Request: Restate the entries below verbatim.

Data provided:
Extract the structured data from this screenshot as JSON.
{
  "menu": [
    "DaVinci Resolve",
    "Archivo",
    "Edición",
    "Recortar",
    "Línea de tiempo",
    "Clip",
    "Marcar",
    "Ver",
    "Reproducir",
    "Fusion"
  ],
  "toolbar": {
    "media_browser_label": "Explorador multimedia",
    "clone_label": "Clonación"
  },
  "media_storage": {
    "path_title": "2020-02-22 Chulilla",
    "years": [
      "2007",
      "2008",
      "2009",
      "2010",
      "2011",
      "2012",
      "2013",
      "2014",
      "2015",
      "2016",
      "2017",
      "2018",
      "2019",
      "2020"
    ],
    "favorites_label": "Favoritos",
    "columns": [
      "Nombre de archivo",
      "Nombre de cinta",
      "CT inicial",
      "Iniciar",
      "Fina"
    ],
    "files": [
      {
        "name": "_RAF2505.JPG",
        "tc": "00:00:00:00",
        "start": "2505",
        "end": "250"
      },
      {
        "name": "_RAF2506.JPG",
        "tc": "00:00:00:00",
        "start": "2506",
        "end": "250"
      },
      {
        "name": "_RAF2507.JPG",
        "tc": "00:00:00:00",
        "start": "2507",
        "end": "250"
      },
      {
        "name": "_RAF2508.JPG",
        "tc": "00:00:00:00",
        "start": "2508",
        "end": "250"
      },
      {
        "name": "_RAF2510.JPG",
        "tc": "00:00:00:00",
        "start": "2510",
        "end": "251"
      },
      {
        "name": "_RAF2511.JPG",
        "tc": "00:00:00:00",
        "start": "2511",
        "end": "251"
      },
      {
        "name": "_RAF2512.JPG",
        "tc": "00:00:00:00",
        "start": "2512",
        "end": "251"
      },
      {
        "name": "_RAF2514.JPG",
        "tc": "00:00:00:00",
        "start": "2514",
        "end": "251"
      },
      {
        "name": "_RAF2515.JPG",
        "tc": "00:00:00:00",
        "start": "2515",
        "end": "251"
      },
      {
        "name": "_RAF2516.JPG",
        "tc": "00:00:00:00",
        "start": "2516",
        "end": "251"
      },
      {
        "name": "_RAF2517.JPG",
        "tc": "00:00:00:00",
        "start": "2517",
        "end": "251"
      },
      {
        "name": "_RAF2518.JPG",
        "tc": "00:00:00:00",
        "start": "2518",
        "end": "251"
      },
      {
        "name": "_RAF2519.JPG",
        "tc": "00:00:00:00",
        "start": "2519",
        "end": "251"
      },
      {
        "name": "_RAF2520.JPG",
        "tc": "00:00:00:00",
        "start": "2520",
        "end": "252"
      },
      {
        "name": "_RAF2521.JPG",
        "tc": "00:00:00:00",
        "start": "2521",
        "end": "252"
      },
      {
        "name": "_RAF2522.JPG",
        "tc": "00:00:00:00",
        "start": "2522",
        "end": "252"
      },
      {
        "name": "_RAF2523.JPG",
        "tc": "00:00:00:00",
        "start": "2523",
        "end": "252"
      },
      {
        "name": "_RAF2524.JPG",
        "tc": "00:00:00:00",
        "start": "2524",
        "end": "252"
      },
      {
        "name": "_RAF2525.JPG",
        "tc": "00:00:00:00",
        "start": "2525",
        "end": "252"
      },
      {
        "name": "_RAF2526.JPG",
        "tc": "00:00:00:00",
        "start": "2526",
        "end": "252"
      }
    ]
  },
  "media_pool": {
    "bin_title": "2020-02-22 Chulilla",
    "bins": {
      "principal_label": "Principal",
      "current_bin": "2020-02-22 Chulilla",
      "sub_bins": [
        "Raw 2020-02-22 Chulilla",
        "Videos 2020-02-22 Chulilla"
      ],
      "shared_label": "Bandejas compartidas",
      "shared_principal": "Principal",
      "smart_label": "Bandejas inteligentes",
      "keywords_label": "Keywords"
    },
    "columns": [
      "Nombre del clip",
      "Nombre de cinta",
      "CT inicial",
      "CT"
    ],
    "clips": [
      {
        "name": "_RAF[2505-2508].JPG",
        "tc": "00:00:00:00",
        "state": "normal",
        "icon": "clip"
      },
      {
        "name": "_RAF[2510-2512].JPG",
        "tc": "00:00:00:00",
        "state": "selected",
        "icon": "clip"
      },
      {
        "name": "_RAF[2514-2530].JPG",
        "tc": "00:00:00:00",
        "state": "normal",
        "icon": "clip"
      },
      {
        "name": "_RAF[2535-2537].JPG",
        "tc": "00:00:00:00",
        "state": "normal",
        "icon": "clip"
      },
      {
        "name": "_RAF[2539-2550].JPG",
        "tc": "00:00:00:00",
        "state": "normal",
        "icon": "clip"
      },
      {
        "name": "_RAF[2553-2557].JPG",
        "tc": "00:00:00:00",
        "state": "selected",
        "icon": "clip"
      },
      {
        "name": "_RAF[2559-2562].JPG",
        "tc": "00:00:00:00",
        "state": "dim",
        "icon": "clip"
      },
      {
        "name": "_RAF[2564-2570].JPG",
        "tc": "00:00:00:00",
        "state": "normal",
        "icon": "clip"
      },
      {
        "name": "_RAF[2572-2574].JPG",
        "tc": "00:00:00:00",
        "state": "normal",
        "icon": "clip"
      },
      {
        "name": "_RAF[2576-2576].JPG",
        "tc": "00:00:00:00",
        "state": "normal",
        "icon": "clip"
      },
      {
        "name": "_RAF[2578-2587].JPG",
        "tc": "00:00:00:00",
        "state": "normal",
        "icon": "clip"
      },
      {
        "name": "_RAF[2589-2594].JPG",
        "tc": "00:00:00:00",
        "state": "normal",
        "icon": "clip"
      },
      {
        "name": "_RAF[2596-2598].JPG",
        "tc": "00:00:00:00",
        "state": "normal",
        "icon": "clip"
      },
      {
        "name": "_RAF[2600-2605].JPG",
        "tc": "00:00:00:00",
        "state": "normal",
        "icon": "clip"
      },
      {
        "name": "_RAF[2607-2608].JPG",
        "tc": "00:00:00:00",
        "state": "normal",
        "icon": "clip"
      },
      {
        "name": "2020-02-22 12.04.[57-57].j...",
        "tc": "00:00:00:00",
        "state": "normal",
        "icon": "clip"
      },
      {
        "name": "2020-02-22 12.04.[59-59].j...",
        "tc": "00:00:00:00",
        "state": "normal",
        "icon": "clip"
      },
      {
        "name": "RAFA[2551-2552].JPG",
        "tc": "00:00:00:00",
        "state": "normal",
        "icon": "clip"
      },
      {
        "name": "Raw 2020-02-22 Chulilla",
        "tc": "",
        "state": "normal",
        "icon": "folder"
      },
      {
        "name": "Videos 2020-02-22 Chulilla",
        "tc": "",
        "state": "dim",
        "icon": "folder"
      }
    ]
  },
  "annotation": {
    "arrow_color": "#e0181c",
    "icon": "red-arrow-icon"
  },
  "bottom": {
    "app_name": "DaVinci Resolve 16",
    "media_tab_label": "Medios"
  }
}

Exercise result:
Extract the structured data from this screenshot as JSON.
{
  "menu": [
    "DaVinci Resolve",
    "Archivo",
    "Edición",
    "Recortar",
    "Línea de tiempo",
    "Clip",
    "Marcar",
    "Ver",
    "Reproducir",
    "Fusion"
  ],
  "toolbar": {
    "media_browser_label": "Explorador multimedia",
    "clone_label": "Clonación"
  },
  "media_storage": {
    "path_title": "2020-02-22 Chulilla",
    "years": [
      "2007",
      "2008",
      "2009",
      "2010",
      "2011",
      "2012",
      "2013",
      "2014",
      "2015",
      "2016",
      "2017",
      "2018",
      "2019",
      "2020"
    ],
    "favorites_label": "Favoritos",
    "columns": [
      "Nombre de archivo",
      "Nombre de cinta",
      "CT inicial",
      "Iniciar",
      "Fina"
    ],
    "files": [
      {
        "name": "_RAF2505.JPG",
        "tc": "00:00:00:00",
        "start": "2505",
        "end": "250"
      },
      {
        "name": "_RAF2506.JPG",
        "tc": "00:00:00:00",
        "start": "2506",
        "end": "250"
      },
      {
        "name": "_RAF2507.JPG",
        "tc": "00:00:00:00",
        "start": "2507",
        "end": "250"
      },
      {
        "name": "_RAF2508.JPG",
        "tc": "00:00:00:00",
        "start": "2508",
        "end": "250"
      },
      {
        "name": "_RAF2510.JPG",
        "tc": "00:00:00:00",
        "start": "2510",
        "end": "251"
      },
      {
        "name": "_RAF2511.JPG",
        "tc": "00:00:00:00",
        "start": "2511",
        "end": "251"
      },
      {
        "name": "_RAF2512.JPG",
        "tc": "00:00:00:00",
        "start": "2512",
        "end": "251"
      },
      {
        "name": "_RAF2514.JPG",
        "tc": "00:00:00:00",
        "start": "2514",
        "end": "251"
      },
      {
        "name": "_RAF2515.JPG",
        "tc": "00:00:00:00",
        "start": "2515",
        "end": "251"
      },
      {
        "name": "_RAF2516.JPG",
        "tc": "00:00:00:00",
        "start": "2516",
        "end": "251"
      },
      {
        "name": "_RAF2517.JPG",
        "tc": "00:00:00:00",
        "start": "2517",
        "end": "251"
      },
      {
        "name": "_RAF2518.JPG",
        "tc": "00:00:00:00",
        "start": "2518",
        "end": "251"
      },
      {
        "name": "_RAF2519.JPG",
        "tc": "00:00:00:00",
        "start": "2519",
        "end": "251"
      },
      {
        "name": "_RAF2520.JPG",
        "tc": "00:00:00:00",
        "start": "2520",
        "end": "252"
      },
      {
        "name": "_RAF2521.JPG",
        "tc": "00:00:00:00",
        "start": "2521",
        "end": "252"
      },
      {
        "name": "_RAF2522.JPG",
        "tc": "00:00:00:00",
        "start": "2522",
        "end": "252"
      },
      {
        "name": "_RAF2523.JPG",
        "tc": "00:00:00:00",
        "start": "2523",
        "end": "252"
      },
      {
        "name": "_RAF2524.JPG",
        "tc": "00:00:00:00",
        "start": "2524",
        "end": "252"
      },
      {
        "name": "_RAF2525.JPG",
        "tc": "00:00:00:00",
        "start": "2525",
        "end": "252"
      },
      {
        "name": "_RAF2526.JPG",
        "tc": "00:00:00:00",
        "start": "2526",
        "end": "252"
      }
    ]
  },
  "media_pool": {
    "bin_title": "2020-02-22 Chulilla",
    "bins": {
      "principal_label": "Principal",
      "current_bin": "2020-02-22 Chulilla",
      "sub_bins": [
        "Raw 2020-02-22 Chulilla",
        "Videos 2020-02-22 Chulilla"
      ],
      "shared_label": "Bandejas compartidas",
      "shared_principal": "Principal",
      "smart_label": "Bandejas inteligentes",
      "keywords_label": "Keywords"
    },
    "columns": [
      "Nombre del clip",
      "Nombre de cinta",
      "CT inicial",
      "CT"
    ],
    "clips": [
      {
        "name": "_RAF[2505-2508].JPG",
        "tc": "00:00:00:00",
        "state": "normal",
        "icon": "clip"
      },
      {
        "name": "_RAF[2510-2512].JPG",
        "tc": "00:00:00:00",
        "state": "selected",
        "icon": "clip"
      },
      {
        "name": "_RAF[2514-2530].JPG",
        "tc": "00:00:00:00",
        "state": "normal",
        "icon": "clip"
      },
      {
        "name": "_RAF[2535-2537].JPG",
        "tc": "00:00:00:00",
        "state": "normal",
        "icon": "clip"
      },
      {
        "name": "_RAF[2539-2550].JPG",
        "tc": "00:00:00:00",
        "state": "normal",
        "icon": "clip"
      },
      {
        "name": "_RAF[2553-2557].JPG",
        "tc": "00:00:00:00",
        "state": "selected",
        "icon": "clip"
      },
      {
        "name": "_RAF[2559-2562].JPG",
        "tc": "00:00:00:00",
        "state": "dim",
        "icon": "clip"
      },
      {
        "name": "_RAF[2564-2570].JPG",
        "tc": "00:00:00:00",
        "state": "normal",
        "icon": "clip"
      },
      {
        "name": "_RAF[2572-2574].JPG",
        "tc": "00:00:00:00",
        "state": "normal",
        "icon": "clip"
      },
      {
        "name": "_RAF[2576-2576].JPG",
        "tc": "00:00:00:00",
        "state": "normal",
        "icon": "clip"
      },
      {
        "name": "_RAF[2578-2587].JPG",
        "tc": "00:00:00:00",
        "state": "normal",
        "icon": "clip"
      },
      {
        "name": "_RAF[2589-2594].JPG",
        "tc": "00:00:00:00",
        "state": "normal",
        "icon": "clip"
      },
      {
        "name": "_RAF[2596-2598].JPG",
        "tc": "00:00:00:00",
        "state": "normal",
        "icon": "clip"
      },
      {
        "name": "_RAF[2600-2605].JPG",
        "tc": "00:00:00:00",
        "state": "normal",
        "icon": "clip"
      },
      {
        "name": "_RAF[2607-2608].JPG",
        "tc": "00:00:00:00",
        "state": "normal",
        "icon": "clip"
      },
      {
        "name": "2020-02-22 12.04.[57-57].j...",
        "tc": "00:00:00:00",
        "state": "normal",
        "icon": "clip"
      },
      {
        "name": "2020-02-22 12.04.[59-59].j...",
        "tc": "00:00:00:00",
        "state": "normal",
        "icon": "clip"
      },
      {
        "name": "RAFA[2551-2552].JPG",
        "tc": "00:00:00:00",
        "state": "normal",
        "icon": "clip"
      },
      {
        "name": "Raw 2020-02-22 Chulilla",
        "tc": "",
        "state": "normal",
        "icon": "folder"
      },
      {
        "name": "Videos 2020-02-22 Chulilla",
        "tc": "",
        "state": "dim",
        "icon": "folder"
      }
    ]
  },
  "annotation": {
    "arrow_color": "#e0181c",
    "icon": "red-arrow-icon"
  },
  "bottom": {
    "app_name": "DaVinci Resolve 16",
    "media_tab_label": "Medios"
  }
}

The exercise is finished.